Supplied entries:
--- Begin ---

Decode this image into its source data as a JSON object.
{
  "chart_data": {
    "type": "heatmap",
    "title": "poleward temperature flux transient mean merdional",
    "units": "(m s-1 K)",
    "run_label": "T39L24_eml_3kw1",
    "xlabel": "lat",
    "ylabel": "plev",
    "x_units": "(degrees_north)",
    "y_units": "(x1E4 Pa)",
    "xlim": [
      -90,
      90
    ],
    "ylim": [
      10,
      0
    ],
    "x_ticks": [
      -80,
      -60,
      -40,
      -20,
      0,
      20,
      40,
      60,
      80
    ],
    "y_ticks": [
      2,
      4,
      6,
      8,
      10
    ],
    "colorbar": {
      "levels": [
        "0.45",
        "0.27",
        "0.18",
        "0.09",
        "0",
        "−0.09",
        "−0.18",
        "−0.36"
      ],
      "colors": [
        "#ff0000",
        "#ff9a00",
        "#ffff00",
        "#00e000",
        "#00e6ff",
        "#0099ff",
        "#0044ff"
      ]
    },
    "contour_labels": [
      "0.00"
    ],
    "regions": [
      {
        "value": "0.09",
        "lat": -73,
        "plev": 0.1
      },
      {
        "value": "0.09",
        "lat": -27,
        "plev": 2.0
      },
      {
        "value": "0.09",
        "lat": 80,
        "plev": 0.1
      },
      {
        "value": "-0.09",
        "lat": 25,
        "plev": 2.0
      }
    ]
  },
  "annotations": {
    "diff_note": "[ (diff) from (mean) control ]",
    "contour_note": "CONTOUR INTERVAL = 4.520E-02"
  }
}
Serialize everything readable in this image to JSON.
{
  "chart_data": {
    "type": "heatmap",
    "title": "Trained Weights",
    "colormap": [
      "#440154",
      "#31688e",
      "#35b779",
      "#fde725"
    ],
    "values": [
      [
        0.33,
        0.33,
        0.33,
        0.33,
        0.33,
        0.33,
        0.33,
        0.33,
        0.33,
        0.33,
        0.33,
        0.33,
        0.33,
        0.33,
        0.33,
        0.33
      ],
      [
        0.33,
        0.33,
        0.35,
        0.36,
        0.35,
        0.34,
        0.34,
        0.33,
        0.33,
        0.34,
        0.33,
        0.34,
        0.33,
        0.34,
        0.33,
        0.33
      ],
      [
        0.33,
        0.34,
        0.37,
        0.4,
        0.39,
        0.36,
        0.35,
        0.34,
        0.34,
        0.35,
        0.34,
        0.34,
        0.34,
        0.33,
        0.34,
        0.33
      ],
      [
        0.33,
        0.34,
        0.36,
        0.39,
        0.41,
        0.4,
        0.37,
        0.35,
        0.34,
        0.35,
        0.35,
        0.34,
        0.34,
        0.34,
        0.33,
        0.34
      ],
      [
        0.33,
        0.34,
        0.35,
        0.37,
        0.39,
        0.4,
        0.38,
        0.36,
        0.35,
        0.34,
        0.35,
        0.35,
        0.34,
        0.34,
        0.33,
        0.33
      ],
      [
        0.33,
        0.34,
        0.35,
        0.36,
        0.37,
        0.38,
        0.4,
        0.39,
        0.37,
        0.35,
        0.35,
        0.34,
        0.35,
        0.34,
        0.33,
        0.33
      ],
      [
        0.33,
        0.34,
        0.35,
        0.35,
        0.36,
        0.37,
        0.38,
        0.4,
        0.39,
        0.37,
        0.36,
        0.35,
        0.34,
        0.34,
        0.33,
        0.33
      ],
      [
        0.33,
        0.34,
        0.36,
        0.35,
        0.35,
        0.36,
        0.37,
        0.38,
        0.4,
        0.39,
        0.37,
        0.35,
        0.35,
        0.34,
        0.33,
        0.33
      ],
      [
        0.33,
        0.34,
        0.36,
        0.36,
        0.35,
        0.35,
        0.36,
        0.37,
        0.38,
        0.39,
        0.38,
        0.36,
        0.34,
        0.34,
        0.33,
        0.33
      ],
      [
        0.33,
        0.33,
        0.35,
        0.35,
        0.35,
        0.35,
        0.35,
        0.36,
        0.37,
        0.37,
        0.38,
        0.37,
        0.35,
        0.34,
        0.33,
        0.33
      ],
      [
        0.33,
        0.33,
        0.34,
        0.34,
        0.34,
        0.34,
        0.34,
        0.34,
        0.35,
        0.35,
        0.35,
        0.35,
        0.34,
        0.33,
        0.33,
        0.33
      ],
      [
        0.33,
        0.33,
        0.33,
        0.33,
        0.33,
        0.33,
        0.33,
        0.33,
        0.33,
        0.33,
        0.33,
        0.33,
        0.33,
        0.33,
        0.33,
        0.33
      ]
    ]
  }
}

--- End ---

Repeat the material above in full, quoting it exactly.

Correct response:
Decode this image into its source data as a JSON object.
{
  "chart_data": {
    "type": "heatmap",
    "title": "poleward temperature flux transient mean merdional",
    "units": "(m s-1 K)",
    "run_label": "T39L24_eml_3kw1",
    "xlabel": "lat",
    "ylabel": "plev",
    "x_units": "(degrees_north)",
    "y_units": "(x1E4 Pa)",
    "xlim": [
      -90,
      90
    ],
    "ylim": [
      10,
      0
    ],
    "x_ticks": [
      -80,
      -60,
      -40,
      -20,
      0,
      20,
      40,
      60,
      80
    ],
    "y_ticks": [
      2,
      4,
      6,
      8,
      10
    ],
    "colorbar": {
      "levels": [
        "0.45",
        "0.27",
        "0.18",
        "0.09",
        "0",
        "−0.09",
        "−0.18",
        "−0.36"
      ],
      "colors": [
        "#ff0000",
        "#ff9a00",
        "#ffff00",
        "#00e000",
        "#00e6ff",
        "#0099ff",
        "#0044ff"
      ]
    },
    "contour_labels": [
      "0.00"
    ],
    "regions": [
      {
        "value": "0.09",
        "lat": -73,
        "plev": 0.1
      },
      {
        "value": "0.09",
        "lat": -27,
        "plev": 2.0
      },
      {
        "value": "0.09",
        "lat": 80,
        "plev": 0.1
      },
      {
        "value": "-0.09",
        "lat": 25,
        "plev": 2.0
      }
    ]
  },
  "annotations": {
    "diff_note": "[ (diff) from (mean) control ]",
    "contour_note": "CONTOUR INTERVAL = 4.520E-02"
  }
}
Serialize everything readable in this image to JSON.
{
  "chart_data": {
    "type": "heatmap",
    "title": "Trained Weights",
    "colormap": [
      "#440154",
      "#31688e",
      "#35b779",
      "#fde725"
    ],
    "values": [
      [
        0.33,
        0.33,
        0.33,
        0.33,
        0.33,
        0.33,
        0.33,
        0.33,
        0.33,
        0.33,
        0.33,
        0.33,
        0.33,
        0.33,
        0.33,
        0.33
      ],
      [
        0.33,
        0.33,
        0.35,
        0.36,
        0.35,
        0.34,
        0.34,
        0.33,
        0.33,
        0.34,
        0.33,
        0.34,
        0.33,
        0.34,
        0.33,
        0.33
      ],
      [
        0.33,
        0.34,
        0.37,
        0.4,
        0.39,
        0.36,
        0.35,
        0.34,
        0.34,
        0.35,
        0.34,
        0.34,
        0.34,
        0.33,
        0.34,
        0.33
      ],
      [
        0.33,
        0.34,
        0.36,
        0.39,
        0.41,
        0.4,
        0.37,
        0.35,
        0.34,
        0.35,
        0.35,
        0.34,
        0.34,
        0.34,
        0.33,
        0.34
      ],
      [
        0.33,
        0.34,
        0.35,
        0.37,
        0.39,
        0.4,
        0.38,
        0.36,
        0.35,
        0.34,
        0.35,
        0.35,
        0.34,
        0.34,
        0.33,
        0.33
      ],
      [
        0.33,
        0.34,
        0.35,
        0.36,
        0.37,
        0.38,
        0.4,
        0.39,
        0.37,
        0.35,
        0.35,
        0.34,
        0.35,
        0.34,
        0.33,
        0.33
      ],
      [
        0.33,
        0.34,
        0.35,
        0.35,
        0.36,
        0.37,
        0.38,
        0.4,
        0.39,
        0.37,
        0.36,
        0.35,
        0.34,
        0.34,
        0.33,
        0.33
      ],
      [
        0.33,
        0.34,
        0.36,
        0.35,
        0.35,
        0.36,
        0.37,
        0.38,
        0.4,
        0.39,
        0.37,
        0.35,
        0.35,
        0.34,
        0.33,
        0.33
      ],
      [
        0.33,
        0.34,
        0.36,
        0.36,
        0.35,
        0.35,
        0.36,
        0.37,
        0.38,
        0.39,
        0.38,
        0.36,
        0.34,
        0.34,
        0.33,
        0.33
      ],
      [
        0.33,
        0.33,
        0.35,
        0.35,
        0.35,
        0.35,
        0.35,
        0.36,
        0.37,
        0.37,
        0.38,
        0.37,
        0.35,
        0.34,
        0.33,
        0.33
      ],
      [
        0.33,
        0.33,
        0.34,
        0.34,
        0.34,
        0.34,
        0.34,
        0.34,
        0.35,
        0.35,
        0.35,
        0.35,
        0.34,
        0.33,
        0.33,
        0.33
      ],
      [
        0.33,
        0.33,
        0.33,
        0.33,
        0.33,
        0.33,
        0.33,
        0.33,
        0.33,
        0.33,
        0.33,
        0.33,
        0.33,
        0.33,
        0.33,
        0.33
      ]
    ]
  }
}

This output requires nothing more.